_STATED EXERCISE_
Count lines with the string "exports" in them. State the number alone.

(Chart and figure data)
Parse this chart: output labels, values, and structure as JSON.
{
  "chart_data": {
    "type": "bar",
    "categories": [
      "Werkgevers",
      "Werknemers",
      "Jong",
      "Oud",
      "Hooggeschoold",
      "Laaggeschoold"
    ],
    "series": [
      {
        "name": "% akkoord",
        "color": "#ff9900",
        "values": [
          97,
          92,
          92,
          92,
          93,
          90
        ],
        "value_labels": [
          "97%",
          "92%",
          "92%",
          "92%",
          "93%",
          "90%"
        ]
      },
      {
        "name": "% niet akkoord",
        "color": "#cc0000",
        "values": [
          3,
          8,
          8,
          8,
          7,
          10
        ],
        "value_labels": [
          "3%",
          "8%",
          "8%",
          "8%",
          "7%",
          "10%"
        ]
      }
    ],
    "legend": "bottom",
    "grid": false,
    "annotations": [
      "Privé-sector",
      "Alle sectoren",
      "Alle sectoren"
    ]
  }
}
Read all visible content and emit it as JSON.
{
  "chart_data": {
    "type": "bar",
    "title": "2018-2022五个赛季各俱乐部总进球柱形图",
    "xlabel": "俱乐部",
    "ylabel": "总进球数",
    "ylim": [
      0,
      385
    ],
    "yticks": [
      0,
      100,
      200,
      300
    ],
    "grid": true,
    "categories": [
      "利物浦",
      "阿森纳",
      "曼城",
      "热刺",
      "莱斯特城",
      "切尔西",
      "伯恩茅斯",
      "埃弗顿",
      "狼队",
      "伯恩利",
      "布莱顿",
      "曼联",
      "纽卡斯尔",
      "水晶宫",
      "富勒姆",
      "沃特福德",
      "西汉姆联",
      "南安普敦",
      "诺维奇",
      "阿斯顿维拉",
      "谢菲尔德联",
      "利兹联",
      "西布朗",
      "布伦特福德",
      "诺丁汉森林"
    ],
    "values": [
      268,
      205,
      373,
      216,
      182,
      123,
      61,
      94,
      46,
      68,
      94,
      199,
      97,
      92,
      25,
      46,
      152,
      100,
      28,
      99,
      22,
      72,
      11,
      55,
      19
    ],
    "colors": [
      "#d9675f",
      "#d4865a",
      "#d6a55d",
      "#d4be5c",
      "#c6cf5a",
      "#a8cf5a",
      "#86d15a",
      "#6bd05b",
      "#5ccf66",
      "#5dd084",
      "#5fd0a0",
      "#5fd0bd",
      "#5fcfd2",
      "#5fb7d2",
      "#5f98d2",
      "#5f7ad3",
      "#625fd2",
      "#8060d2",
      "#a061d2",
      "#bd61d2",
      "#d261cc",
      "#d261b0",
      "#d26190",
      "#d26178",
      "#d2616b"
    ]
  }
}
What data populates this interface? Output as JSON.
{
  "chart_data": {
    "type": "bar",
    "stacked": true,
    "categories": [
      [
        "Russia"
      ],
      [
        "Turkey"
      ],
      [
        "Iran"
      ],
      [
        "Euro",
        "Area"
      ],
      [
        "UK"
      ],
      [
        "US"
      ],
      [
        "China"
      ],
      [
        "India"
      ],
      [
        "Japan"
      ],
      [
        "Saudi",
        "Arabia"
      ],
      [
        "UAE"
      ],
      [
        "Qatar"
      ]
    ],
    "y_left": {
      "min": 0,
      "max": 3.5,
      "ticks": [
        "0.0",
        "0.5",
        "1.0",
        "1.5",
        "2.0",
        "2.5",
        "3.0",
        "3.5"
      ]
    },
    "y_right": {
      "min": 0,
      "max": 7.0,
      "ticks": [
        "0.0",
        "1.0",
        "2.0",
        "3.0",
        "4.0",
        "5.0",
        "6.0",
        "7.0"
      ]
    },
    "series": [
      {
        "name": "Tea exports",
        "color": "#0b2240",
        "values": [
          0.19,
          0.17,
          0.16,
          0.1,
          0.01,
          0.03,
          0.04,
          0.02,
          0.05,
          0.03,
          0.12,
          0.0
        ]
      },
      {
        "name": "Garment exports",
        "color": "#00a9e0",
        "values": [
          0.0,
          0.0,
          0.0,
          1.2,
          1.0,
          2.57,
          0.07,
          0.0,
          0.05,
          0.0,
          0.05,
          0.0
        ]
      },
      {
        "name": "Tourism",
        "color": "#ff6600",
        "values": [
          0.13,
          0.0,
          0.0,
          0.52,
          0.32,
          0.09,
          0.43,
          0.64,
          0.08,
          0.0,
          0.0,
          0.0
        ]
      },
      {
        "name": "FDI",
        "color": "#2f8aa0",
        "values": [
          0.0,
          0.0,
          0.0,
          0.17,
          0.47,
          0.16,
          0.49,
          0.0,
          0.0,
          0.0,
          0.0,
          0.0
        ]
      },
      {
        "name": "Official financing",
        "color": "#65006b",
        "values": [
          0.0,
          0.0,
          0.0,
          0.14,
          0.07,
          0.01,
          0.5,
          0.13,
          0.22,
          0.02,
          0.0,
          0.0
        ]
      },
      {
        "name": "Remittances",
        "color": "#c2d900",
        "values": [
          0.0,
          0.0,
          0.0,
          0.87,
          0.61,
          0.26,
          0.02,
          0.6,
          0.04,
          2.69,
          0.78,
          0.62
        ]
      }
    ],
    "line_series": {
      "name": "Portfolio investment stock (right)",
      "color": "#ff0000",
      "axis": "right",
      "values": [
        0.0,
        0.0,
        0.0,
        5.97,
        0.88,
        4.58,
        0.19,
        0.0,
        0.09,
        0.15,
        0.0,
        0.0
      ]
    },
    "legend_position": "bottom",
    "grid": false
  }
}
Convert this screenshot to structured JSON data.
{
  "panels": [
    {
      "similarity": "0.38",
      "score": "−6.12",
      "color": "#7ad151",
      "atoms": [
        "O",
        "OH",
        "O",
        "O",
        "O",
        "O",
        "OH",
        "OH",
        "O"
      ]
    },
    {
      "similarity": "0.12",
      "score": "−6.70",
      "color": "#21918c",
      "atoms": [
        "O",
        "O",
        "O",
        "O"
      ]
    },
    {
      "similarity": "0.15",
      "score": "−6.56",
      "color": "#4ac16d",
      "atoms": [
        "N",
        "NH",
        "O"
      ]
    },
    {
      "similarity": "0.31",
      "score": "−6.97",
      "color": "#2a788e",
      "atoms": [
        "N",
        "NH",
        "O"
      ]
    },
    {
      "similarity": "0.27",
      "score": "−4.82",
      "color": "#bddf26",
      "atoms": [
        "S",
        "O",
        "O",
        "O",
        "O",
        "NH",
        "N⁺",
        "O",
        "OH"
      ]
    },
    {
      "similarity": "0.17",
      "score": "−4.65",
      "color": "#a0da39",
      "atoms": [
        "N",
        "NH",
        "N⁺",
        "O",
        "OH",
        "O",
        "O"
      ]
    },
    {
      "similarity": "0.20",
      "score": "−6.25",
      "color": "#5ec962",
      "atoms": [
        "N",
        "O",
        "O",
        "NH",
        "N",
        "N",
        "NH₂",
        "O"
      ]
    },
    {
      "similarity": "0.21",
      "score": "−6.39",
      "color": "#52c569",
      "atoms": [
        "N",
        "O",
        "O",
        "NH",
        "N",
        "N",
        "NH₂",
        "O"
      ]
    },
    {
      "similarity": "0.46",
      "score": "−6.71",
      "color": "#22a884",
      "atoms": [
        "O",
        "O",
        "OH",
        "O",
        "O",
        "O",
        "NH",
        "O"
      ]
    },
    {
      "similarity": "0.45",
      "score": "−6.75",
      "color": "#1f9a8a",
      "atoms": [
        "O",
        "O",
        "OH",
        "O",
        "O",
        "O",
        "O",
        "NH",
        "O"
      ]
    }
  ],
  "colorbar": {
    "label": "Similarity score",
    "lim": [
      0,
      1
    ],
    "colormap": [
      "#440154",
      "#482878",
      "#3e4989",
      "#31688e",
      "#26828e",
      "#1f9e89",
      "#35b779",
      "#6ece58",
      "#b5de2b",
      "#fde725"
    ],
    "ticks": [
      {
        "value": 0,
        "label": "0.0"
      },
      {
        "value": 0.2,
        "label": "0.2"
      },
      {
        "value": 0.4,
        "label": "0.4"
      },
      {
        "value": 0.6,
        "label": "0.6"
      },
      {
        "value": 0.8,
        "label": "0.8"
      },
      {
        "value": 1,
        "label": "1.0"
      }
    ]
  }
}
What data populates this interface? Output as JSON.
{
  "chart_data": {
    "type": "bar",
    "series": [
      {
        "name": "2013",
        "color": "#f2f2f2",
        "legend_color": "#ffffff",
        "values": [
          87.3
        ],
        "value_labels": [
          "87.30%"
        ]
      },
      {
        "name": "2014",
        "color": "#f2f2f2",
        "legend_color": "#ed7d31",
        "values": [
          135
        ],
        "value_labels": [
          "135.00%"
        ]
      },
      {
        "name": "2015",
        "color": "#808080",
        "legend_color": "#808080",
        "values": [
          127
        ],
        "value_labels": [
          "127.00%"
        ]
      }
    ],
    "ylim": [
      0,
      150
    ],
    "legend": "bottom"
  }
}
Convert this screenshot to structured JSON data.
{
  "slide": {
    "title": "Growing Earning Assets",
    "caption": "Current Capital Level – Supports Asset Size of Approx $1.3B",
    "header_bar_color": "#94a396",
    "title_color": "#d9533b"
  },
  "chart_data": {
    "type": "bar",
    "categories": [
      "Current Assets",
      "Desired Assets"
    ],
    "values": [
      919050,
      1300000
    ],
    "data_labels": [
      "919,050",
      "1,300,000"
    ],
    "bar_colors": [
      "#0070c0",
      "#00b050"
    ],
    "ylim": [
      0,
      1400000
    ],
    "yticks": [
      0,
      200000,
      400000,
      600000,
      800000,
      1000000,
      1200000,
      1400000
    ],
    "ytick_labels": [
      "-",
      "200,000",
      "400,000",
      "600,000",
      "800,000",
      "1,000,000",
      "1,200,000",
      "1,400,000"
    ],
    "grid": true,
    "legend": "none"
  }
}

_RESULT OF THE TASK_
2